--- Exercise data ---
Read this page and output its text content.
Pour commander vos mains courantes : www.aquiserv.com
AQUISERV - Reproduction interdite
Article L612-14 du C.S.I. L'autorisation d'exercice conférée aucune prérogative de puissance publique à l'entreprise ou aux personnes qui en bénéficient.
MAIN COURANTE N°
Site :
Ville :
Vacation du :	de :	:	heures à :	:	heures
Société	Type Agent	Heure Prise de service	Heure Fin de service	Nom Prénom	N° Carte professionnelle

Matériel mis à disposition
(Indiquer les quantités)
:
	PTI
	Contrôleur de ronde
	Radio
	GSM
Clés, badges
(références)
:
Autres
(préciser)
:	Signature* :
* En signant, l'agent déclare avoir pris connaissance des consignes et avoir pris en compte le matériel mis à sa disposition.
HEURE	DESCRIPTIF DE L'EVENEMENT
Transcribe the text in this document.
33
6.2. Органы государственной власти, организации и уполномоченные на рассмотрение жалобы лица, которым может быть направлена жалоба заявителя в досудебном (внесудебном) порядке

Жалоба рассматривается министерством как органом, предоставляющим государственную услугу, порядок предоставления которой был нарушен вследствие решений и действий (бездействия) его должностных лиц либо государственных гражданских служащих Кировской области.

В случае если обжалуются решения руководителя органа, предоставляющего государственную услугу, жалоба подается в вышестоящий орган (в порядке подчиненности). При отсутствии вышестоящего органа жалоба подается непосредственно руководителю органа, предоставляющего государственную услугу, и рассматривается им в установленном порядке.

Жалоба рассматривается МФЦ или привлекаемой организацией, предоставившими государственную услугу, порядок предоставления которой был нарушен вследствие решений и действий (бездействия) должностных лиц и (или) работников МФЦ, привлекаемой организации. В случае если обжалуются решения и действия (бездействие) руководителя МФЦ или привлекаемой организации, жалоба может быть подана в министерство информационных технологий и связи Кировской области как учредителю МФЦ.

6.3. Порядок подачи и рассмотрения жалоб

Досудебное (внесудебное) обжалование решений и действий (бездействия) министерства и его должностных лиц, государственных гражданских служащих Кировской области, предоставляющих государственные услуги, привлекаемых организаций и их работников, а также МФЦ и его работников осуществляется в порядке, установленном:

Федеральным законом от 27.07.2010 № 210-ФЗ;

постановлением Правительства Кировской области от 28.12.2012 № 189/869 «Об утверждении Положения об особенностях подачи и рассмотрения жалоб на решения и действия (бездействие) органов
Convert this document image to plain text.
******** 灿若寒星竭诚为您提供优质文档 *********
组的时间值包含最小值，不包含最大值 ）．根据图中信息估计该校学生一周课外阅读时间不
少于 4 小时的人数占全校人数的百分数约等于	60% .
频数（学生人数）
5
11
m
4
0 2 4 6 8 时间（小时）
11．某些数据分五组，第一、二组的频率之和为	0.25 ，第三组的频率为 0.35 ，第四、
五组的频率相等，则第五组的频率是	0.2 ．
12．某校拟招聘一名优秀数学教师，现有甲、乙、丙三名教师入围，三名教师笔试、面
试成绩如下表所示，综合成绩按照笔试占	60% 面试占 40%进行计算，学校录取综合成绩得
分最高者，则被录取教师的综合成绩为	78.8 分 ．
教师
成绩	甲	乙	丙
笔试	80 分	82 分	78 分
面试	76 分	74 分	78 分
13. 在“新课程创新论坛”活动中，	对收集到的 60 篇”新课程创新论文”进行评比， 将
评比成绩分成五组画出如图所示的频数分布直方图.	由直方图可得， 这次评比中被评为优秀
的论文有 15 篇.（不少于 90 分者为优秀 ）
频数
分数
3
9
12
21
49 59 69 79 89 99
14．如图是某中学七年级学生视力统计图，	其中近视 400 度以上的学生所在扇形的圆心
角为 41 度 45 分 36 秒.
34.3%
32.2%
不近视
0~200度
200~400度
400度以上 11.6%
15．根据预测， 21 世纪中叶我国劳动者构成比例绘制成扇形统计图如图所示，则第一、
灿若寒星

--- Aim ---
Exactly as shown above, return every record.

--- Right answer ---
Read this page and output its text content.
Pour commander vos mains courantes : www.aquiserv.com
AQUISERV - Reproduction interdite
Article L612-14 du C.S.I. L'autorisation d'exercice conférée aucune prérogative de puissance publique à l'entreprise ou aux personnes qui en bénéficient.
MAIN COURANTE N°
Site :
Ville :
Vacation du :	de :	:	heures à :	:	heures
Société	Type Agent	Heure Prise de service	Heure Fin de service	Nom Prénom	N° Carte professionnelle

Matériel mis à disposition
(Indiquer les quantités)
:
	PTI
	Contrôleur de ronde
	Radio
	GSM
Clés, badges
(références)
:
Autres
(préciser)
:	Signature* :
* En signant, l'agent déclare avoir pris connaissance des consignes et avoir pris en compte le matériel mis à sa disposition.
HEURE	DESCRIPTIF DE L'EVENEMENT
Transcribe the text in this document.
33
6.2. Органы государственной власти, организации и уполномоченные на рассмотрение жалобы лица, которым может быть направлена жалоба заявителя в досудебном (внесудебном) порядке

Жалоба рассматривается министерством как органом, предоставляющим государственную услугу, порядок предоставления которой был нарушен вследствие решений и действий (бездействия) его должностных лиц либо государственных гражданских служащих Кировской области.

В случае если обжалуются решения руководителя органа, предоставляющего государственную услугу, жалоба подается в вышестоящий орган (в порядке подчиненности). При отсутствии вышестоящего органа жалоба подается непосредственно руководителю органа, предоставляющего государственную услугу, и рассматривается им в установленном порядке.

Жалоба рассматривается МФЦ или привлекаемой организацией, предоставившими государственную услугу, порядок предоставления которой был нарушен вследствие решений и действий (бездействия) должностных лиц и (или) работников МФЦ, привлекаемой организации. В случае если обжалуются решения и действия (бездействие) руководителя МФЦ или привлекаемой организации, жалоба может быть подана в министерство информационных технологий и связи Кировской области как учредителю МФЦ.

6.3. Порядок подачи и рассмотрения жалоб

Досудебное (внесудебное) обжалование решений и действий (бездействия) министерства и его должностных лиц, государственных гражданских служащих Кировской области, предоставляющих государственные услуги, привлекаемых организаций и их работников, а также МФЦ и его работников осуществляется в порядке, установленном:

Федеральным законом от 27.07.2010 № 210-ФЗ;

постановлением Правительства Кировской области от 28.12.2012 № 189/869 «Об утверждении Положения об особенностях подачи и рассмотрения жалоб на решения и действия (бездействие) органов
Convert this document image to plain text.
******** 灿若寒星竭诚为您提供优质文档 *********
组的时间值包含最小值，不包含最大值 ）．根据图中信息估计该校学生一周课外阅读时间不
少于 4 小时的人数占全校人数的百分数约等于	60% .
频数（学生人数）
5
11
m
4
0 2 4 6 8 时间（小时）
11．某些数据分五组，第一、二组的频率之和为	0.25 ，第三组的频率为 0.35 ，第四、
五组的频率相等，则第五组的频率是	0.2 ．
12．某校拟招聘一名优秀数学教师，现有甲、乙、丙三名教师入围，三名教师笔试、面
试成绩如下表所示，综合成绩按照笔试占	60% 面试占 40%进行计算，学校录取综合成绩得
分最高者，则被录取教师的综合成绩为	78.8 分 ．
教师
成绩	甲	乙	丙
笔试	80 分	82 分	78 分
面试	76 分	74 分	78 分
13. 在“新课程创新论坛”活动中，	对收集到的 60 篇”新课程创新论文”进行评比， 将
评比成绩分成五组画出如图所示的频数分布直方图.	由直方图可得， 这次评比中被评为优秀
的论文有 15 篇.（不少于 90 分者为优秀 ）
频数
分数
3
9
12
21
49 59 69 79 89 99
14．如图是某中学七年级学生视力统计图，	其中近视 400 度以上的学生所在扇形的圆心
角为 41 度 45 分 36 秒.
34.3%
32.2%
不近视
0~200度
200~400度
400度以上 11.6%
15．根据预测， 21 世纪中叶我国劳动者构成比例绘制成扇形统计图如图所示，则第一、
灿若寒星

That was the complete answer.